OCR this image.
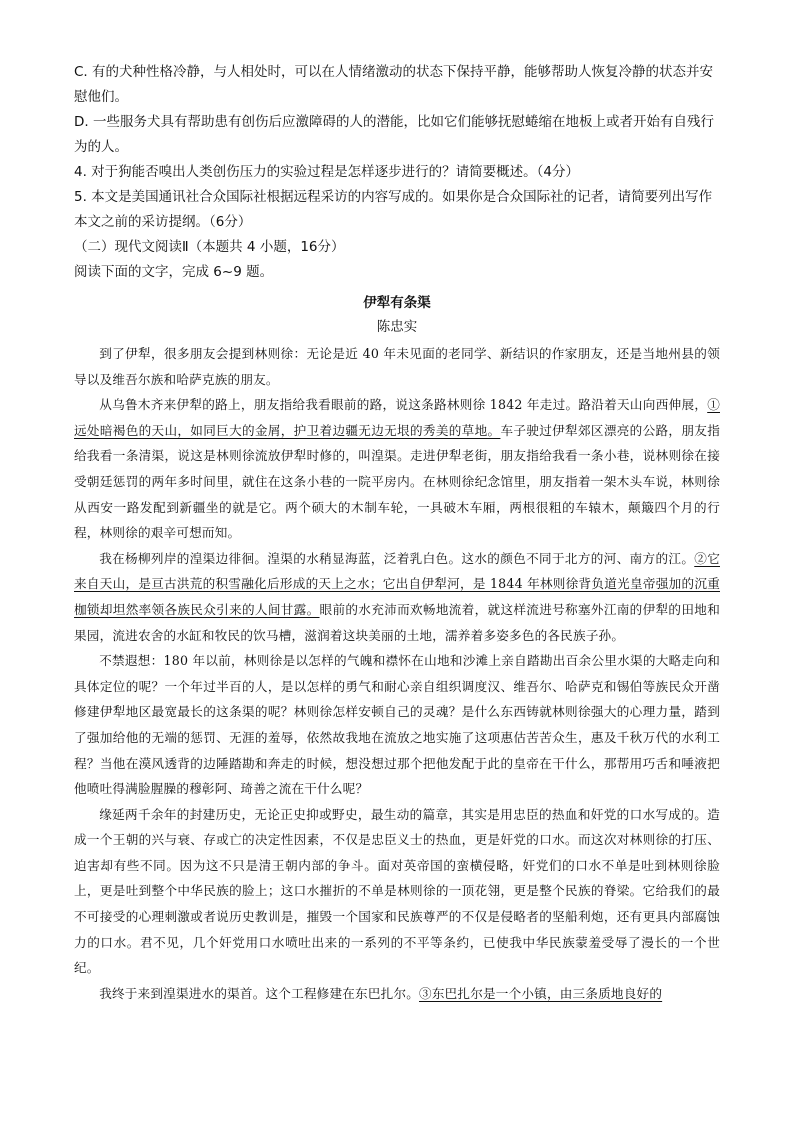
C. 有的犬种性格冷静，与人相处时，可以在人情绪激动的状态下保持平静，能够帮助人恢复冷静的状态并安慰他们。

D. 一些服务犬具有帮助患有创伤后应激障碍的人的潜能，比如它们能够抚慰蜷缩在地板上或者开始有自残行为的人。

4. 对于狗能否嗅出人类创伤压力的实验过程是怎样逐步进行的？请简要概述。（4分）

5. 本文是美国通讯社合众国际社根据远程采访的内容写成的。如果你是合众国际社的记者，请简要列出写作本文之前的采访提纲。（6分）

（二）现代文阅读Ⅱ（本题共 4 小题，16分）

阅读下面的文字，完成 6~9 题。

伊犁有条渠

陈忠实

到了伊犁，很多朋友会提到林则徐：无论是近 40 年未见面的老同学、新结识的作家朋友，还是当地州县的领导以及维吾尔族和哈萨克族的朋友。

从乌鲁木齐来伊犁的路上，朋友指给我看眼前的路，说这条路林则徐 1842 年走过。路沿着天山向西伸展，①远处暗褐色的天山，如同巨大的金屑，护卫着边疆无边无垠的秀美的草地。车子驶过伊犁郊区漂亮的公路，朋友指给我看一条清渠，说这是林则徐流放伊犁时修的，叫湟渠。走进伊犁老街，朋友指给我看一条小巷，说林则徐在接受朝廷惩罚的两年多时间里，就住在这条小巷的一院平房内。在林则徐纪念馆里，朋友指着一架木头车说，林则徐从西安一路发配到新疆坐的就是它。两个硕大的木制车轮，一具破木车厢，两根很粗的车辕木，颠簸四个月的行程，林则徐的艰辛可想而知。

我在杨柳列岸的湟渠边徘徊。湟渠的水稍显海蓝，泛着乳白色。这水的颜色不同于北方的河、南方的江。②它来自天山，是亘古洪荒的积雪融化后形成的天上之水；它出自伊犁河，是 1844 年林则徐背负道光皇帝强加的沉重枷锁却坦然率领各族民众引来的人间甘露。眼前的水充沛而欢畅地流着，就这样流进号称塞外江南的伊犁的田地和果园，流进农舍的水缸和牧民的饮马槽，滋润着这块美丽的土地，濡养着多姿多色的各民族子孙。

不禁遐想：180 年以前，林则徐是以怎样的气魄和襟怀在山地和沙滩上亲自踏勘出百余公里水渠的大略走向和具体定位的呢？一个年过半百的人，是以怎样的勇气和耐心亲自组织调度汉、维吾尔、哈萨克和锡伯等族民众开凿修建伊犁地区最宽最长的这条渠的呢？林则徐怎样安顿自己的灵魂？是什么东西铸就林则徐强大的心理力量，踏到了强加给他的无端的惩罚、无涯的羞辱，依然故我地在流放之地实施了这项惠估苦苦众生，惠及千秋万代的水利工程？当他在漠风透背的边陲踏勘和奔走的时候，想没想过那个把他发配于此的皇帝在干什么，那帮用巧舌和唾液把他喷吐得满脸腥臊的穆彰阿、琦善之流在干什么呢？

缘延两千余年的封建历史，无论正史抑或野史，最生动的篇章，其实是用忠臣的热血和奸党的口水写成的。造成一个王朝的兴与衰、存或亡的决定性因素，不仅是忠臣义士的热血，更是奸党的口水。而这次对林则徐的打压、迫害却有些不同。因为这不只是清王朝内部的争斗。面对英帝国的蛮横侵略，奸党们的口水不单是吐到林则徐脸上，更是吐到整个中华民族的脸上；这口水摧折的不单是林则徐的一顶花翎，更是整个民族的脊梁。它给我们的最不可接受的心理刺激或者说历史教训是，摧毁一个国家和民族尊严的不仅是侵略者的坚船利炮，还有更具内部腐蚀力的口水。君不见，几个奸党用口水喷吐出来的一系列的不平等条约，已使我中华民族蒙羞受辱了漫长的一个世纪。

我终于来到湟渠进水的渠首。这个工程修建在东巴扎尔。③东巴扎尔是一个小镇，由三条质地良好的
-=-=-
**INSTRUCTIONS TO FOLLOW**
Transcribe the full listing above exactly as it stands, minus the pictures.

**SOLUTION TO THIS TASK**
OCR this image.
C. 有的犬种性格冷静，与人相处时，可以在人情绪激动的状态下保持平静，能够帮助人恢复冷静的状态并安慰他们。

D. 一些服务犬具有帮助患有创伤后应激障碍的人的潜能，比如它们能够抚慰蜷缩在地板上或者开始有自残行为的人。

4. 对于狗能否嗅出人类创伤压力的实验过程是怎样逐步进行的？请简要概述。（4分）

5. 本文是美国通讯社合众国际社根据远程采访的内容写成的。如果你是合众国际社的记者，请简要列出写作本文之前的采访提纲。（6分）

（二）现代文阅读Ⅱ（本题共 4 小题，16分）

阅读下面的文字，完成 6~9 题。

伊犁有条渠

陈忠实

到了伊犁，很多朋友会提到林则徐：无论是近 40 年未见面的老同学、新结识的作家朋友，还是当地州县的领导以及维吾尔族和哈萨克族的朋友。

从乌鲁木齐来伊犁的路上，朋友指给我看眼前的路，说这条路林则徐 1842 年走过。路沿着天山向西伸展，①远处暗褐色的天山，如同巨大的金屑，护卫着边疆无边无垠的秀美的草地。车子驶过伊犁郊区漂亮的公路，朋友指给我看一条清渠，说这是林则徐流放伊犁时修的，叫湟渠。走进伊犁老街，朋友指给我看一条小巷，说林则徐在接受朝廷惩罚的两年多时间里，就住在这条小巷的一院平房内。在林则徐纪念馆里，朋友指着一架木头车说，林则徐从西安一路发配到新疆坐的就是它。两个硕大的木制车轮，一具破木车厢，两根很粗的车辕木，颠簸四个月的行程，林则徐的艰辛可想而知。

我在杨柳列岸的湟渠边徘徊。湟渠的水稍显海蓝，泛着乳白色。这水的颜色不同于北方的河、南方的江。②它来自天山，是亘古洪荒的积雪融化后形成的天上之水；它出自伊犁河，是 1844 年林则徐背负道光皇帝强加的沉重枷锁却坦然率领各族民众引来的人间甘露。眼前的水充沛而欢畅地流着，就这样流进号称塞外江南的伊犁的田地和果园，流进农舍的水缸和牧民的饮马槽，滋润着这块美丽的土地，濡养着多姿多色的各民族子孙。

不禁遐想：180 年以前，林则徐是以怎样的气魄和襟怀在山地和沙滩上亲自踏勘出百余公里水渠的大略走向和具体定位的呢？一个年过半百的人，是以怎样的勇气和耐心亲自组织调度汉、维吾尔、哈萨克和锡伯等族民众开凿修建伊犁地区最宽最长的这条渠的呢？林则徐怎样安顿自己的灵魂？是什么东西铸就林则徐强大的心理力量，踏到了强加给他的无端的惩罚、无涯的羞辱，依然故我地在流放之地实施了这项惠估苦苦众生，惠及千秋万代的水利工程？当他在漠风透背的边陲踏勘和奔走的时候，想没想过那个把他发配于此的皇帝在干什么，那帮用巧舌和唾液把他喷吐得满脸腥臊的穆彰阿、琦善之流在干什么呢？

缘延两千余年的封建历史，无论正史抑或野史，最生动的篇章，其实是用忠臣的热血和奸党的口水写成的。造成一个王朝的兴与衰、存或亡的决定性因素，不仅是忠臣义士的热血，更是奸党的口水。而这次对林则徐的打压、迫害却有些不同。因为这不只是清王朝内部的争斗。面对英帝国的蛮横侵略，奸党们的口水不单是吐到林则徐脸上，更是吐到整个中华民族的脸上；这口水摧折的不单是林则徐的一顶花翎，更是整个民族的脊梁。它给我们的最不可接受的心理刺激或者说历史教训是，摧毁一个国家和民族尊严的不仅是侵略者的坚船利炮，还有更具内部腐蚀力的口水。君不见，几个奸党用口水喷吐出来的一系列的不平等条约，已使我中华民族蒙羞受辱了漫长的一个世纪。

我终于来到湟渠进水的渠首。这个工程修建在东巴扎尔。③东巴扎尔是一个小镇，由三条质地良好的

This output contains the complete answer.